-- Start Provided entries --

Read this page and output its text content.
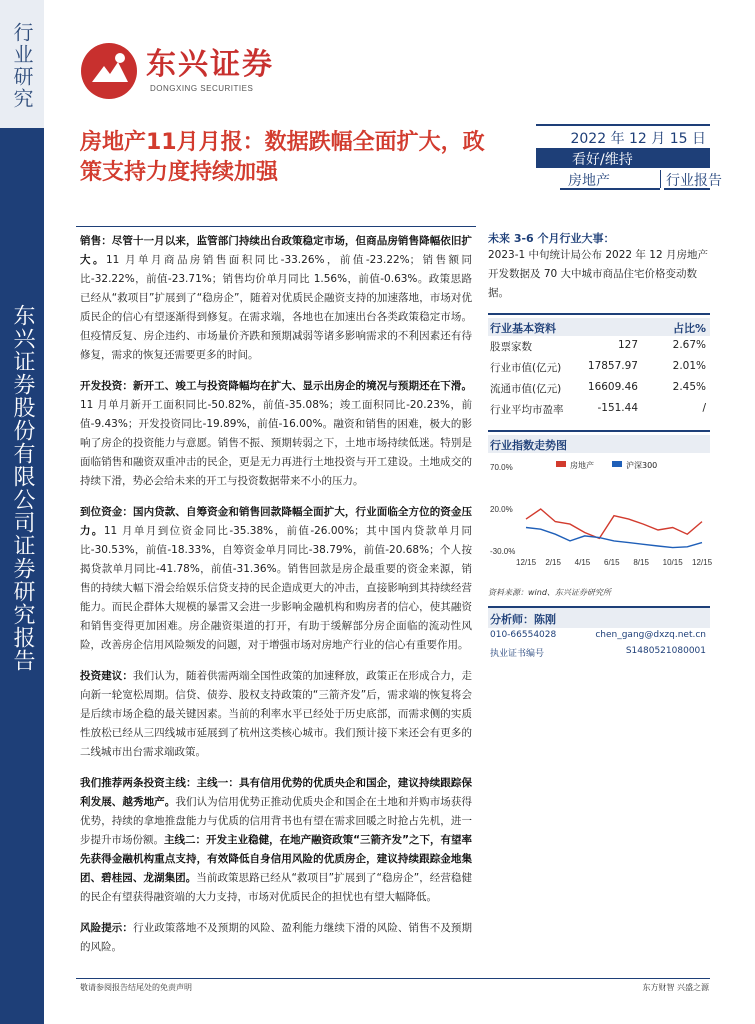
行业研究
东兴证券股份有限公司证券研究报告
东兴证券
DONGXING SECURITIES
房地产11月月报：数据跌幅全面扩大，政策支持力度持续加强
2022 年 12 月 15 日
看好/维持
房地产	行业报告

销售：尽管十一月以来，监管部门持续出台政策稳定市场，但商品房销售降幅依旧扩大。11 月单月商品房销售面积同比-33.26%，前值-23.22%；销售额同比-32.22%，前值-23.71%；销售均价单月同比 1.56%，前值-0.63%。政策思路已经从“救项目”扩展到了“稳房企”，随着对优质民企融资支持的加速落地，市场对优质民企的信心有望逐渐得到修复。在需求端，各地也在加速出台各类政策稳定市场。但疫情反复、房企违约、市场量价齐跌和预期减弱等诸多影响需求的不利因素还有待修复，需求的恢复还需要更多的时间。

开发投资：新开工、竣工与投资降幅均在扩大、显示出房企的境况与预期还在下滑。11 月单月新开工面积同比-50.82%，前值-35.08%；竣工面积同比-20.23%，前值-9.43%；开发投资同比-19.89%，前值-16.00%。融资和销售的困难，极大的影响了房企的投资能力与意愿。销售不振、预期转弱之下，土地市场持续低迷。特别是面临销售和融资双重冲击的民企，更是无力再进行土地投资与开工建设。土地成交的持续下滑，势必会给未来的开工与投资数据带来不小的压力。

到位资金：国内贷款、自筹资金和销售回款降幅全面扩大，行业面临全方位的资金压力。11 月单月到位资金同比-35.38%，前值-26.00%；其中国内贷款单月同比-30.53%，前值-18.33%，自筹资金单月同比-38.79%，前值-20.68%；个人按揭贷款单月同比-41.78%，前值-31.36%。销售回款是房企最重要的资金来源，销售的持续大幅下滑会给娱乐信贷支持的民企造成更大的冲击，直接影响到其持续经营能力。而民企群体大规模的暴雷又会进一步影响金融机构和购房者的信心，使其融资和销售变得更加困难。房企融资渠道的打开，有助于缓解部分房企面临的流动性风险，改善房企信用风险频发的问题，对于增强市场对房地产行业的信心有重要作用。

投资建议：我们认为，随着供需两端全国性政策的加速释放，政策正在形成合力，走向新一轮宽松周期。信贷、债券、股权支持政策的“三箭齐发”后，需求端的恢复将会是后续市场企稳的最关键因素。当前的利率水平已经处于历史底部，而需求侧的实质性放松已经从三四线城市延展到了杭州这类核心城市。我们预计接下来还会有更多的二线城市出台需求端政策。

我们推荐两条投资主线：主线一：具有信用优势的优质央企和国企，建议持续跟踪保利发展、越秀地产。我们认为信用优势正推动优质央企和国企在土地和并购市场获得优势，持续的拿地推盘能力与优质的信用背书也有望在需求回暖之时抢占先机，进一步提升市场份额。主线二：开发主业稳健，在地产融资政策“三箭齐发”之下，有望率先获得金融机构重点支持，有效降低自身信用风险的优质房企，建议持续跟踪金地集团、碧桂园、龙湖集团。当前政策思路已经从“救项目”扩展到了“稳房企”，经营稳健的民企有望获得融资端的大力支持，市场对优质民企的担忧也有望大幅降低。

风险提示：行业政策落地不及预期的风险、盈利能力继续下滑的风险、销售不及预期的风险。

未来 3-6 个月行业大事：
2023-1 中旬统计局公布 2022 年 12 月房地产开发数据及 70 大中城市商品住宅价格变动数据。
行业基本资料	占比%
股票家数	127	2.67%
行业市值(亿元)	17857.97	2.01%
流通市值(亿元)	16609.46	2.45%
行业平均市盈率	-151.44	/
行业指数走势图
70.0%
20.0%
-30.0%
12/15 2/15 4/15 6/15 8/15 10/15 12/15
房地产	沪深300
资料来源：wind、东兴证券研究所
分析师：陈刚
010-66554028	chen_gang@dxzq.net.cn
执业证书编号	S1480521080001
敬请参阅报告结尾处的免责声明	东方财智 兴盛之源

-- End Provided entries --

» **Work required**
Omit every picture, and otherwise quote the entries exactly.

» **Result of this task**
Read this page and output its text content.
行业研究
东兴证券股份有限公司证券研究报告
东兴证券
DONGXING SECURITIES
房地产11月月报：数据跌幅全面扩大，政策支持力度持续加强
2022 年 12 月 15 日
看好/维持
房地产	行业报告

销售：尽管十一月以来，监管部门持续出台政策稳定市场，但商品房销售降幅依旧扩大。11 月单月商品房销售面积同比-33.26%，前值-23.22%；销售额同比-32.22%，前值-23.71%；销售均价单月同比 1.56%，前值-0.63%。政策思路已经从“救项目”扩展到了“稳房企”，随着对优质民企融资支持的加速落地，市场对优质民企的信心有望逐渐得到修复。在需求端，各地也在加速出台各类政策稳定市场。但疫情反复、房企违约、市场量价齐跌和预期减弱等诸多影响需求的不利因素还有待修复，需求的恢复还需要更多的时间。

开发投资：新开工、竣工与投资降幅均在扩大、显示出房企的境况与预期还在下滑。11 月单月新开工面积同比-50.82%，前值-35.08%；竣工面积同比-20.23%，前值-9.43%；开发投资同比-19.89%，前值-16.00%。融资和销售的困难，极大的影响了房企的投资能力与意愿。销售不振、预期转弱之下，土地市场持续低迷。特别是面临销售和融资双重冲击的民企，更是无力再进行土地投资与开工建设。土地成交的持续下滑，势必会给未来的开工与投资数据带来不小的压力。

到位资金：国内贷款、自筹资金和销售回款降幅全面扩大，行业面临全方位的资金压力。11 月单月到位资金同比-35.38%，前值-26.00%；其中国内贷款单月同比-30.53%，前值-18.33%，自筹资金单月同比-38.79%，前值-20.68%；个人按揭贷款单月同比-41.78%，前值-31.36%。销售回款是房企最重要的资金来源，销售的持续大幅下滑会给娱乐信贷支持的民企造成更大的冲击，直接影响到其持续经营能力。而民企群体大规模的暴雷又会进一步影响金融机构和购房者的信心，使其融资和销售变得更加困难。房企融资渠道的打开，有助于缓解部分房企面临的流动性风险，改善房企信用风险频发的问题，对于增强市场对房地产行业的信心有重要作用。

投资建议：我们认为，随着供需两端全国性政策的加速释放，政策正在形成合力，走向新一轮宽松周期。信贷、债券、股权支持政策的“三箭齐发”后，需求端的恢复将会是后续市场企稳的最关键因素。当前的利率水平已经处于历史底部，而需求侧的实质性放松已经从三四线城市延展到了杭州这类核心城市。我们预计接下来还会有更多的二线城市出台需求端政策。

我们推荐两条投资主线：主线一：具有信用优势的优质央企和国企，建议持续跟踪保利发展、越秀地产。我们认为信用优势正推动优质央企和国企在土地和并购市场获得优势，持续的拿地推盘能力与优质的信用背书也有望在需求回暖之时抢占先机，进一步提升市场份额。主线二：开发主业稳健，在地产融资政策“三箭齐发”之下，有望率先获得金融机构重点支持，有效降低自身信用风险的优质房企，建议持续跟踪金地集团、碧桂园、龙湖集团。当前政策思路已经从“救项目”扩展到了“稳房企”，经营稳健的民企有望获得融资端的大力支持，市场对优质民企的担忧也有望大幅降低。

风险提示：行业政策落地不及预期的风险、盈利能力继续下滑的风险、销售不及预期的风险。

未来 3-6 个月行业大事：
2023-1 中旬统计局公布 2022 年 12 月房地产开发数据及 70 大中城市商品住宅价格变动数据。
行业基本资料	占比%
股票家数	127	2.67%
行业市值(亿元)	17857.97	2.01%
流通市值(亿元)	16609.46	2.45%
行业平均市盈率	-151.44	/
行业指数走势图
70.0%
20.0%
-30.0%
12/15 2/15 4/15 6/15 8/15 10/15 12/15
房地产	沪深300
资料来源：wind、东兴证券研究所
分析师：陈刚
010-66554028	chen_gang@dxzq.net.cn
执业证书编号	S1480521080001
敬请参阅报告结尾处的免责声明	东方财智 兴盛之源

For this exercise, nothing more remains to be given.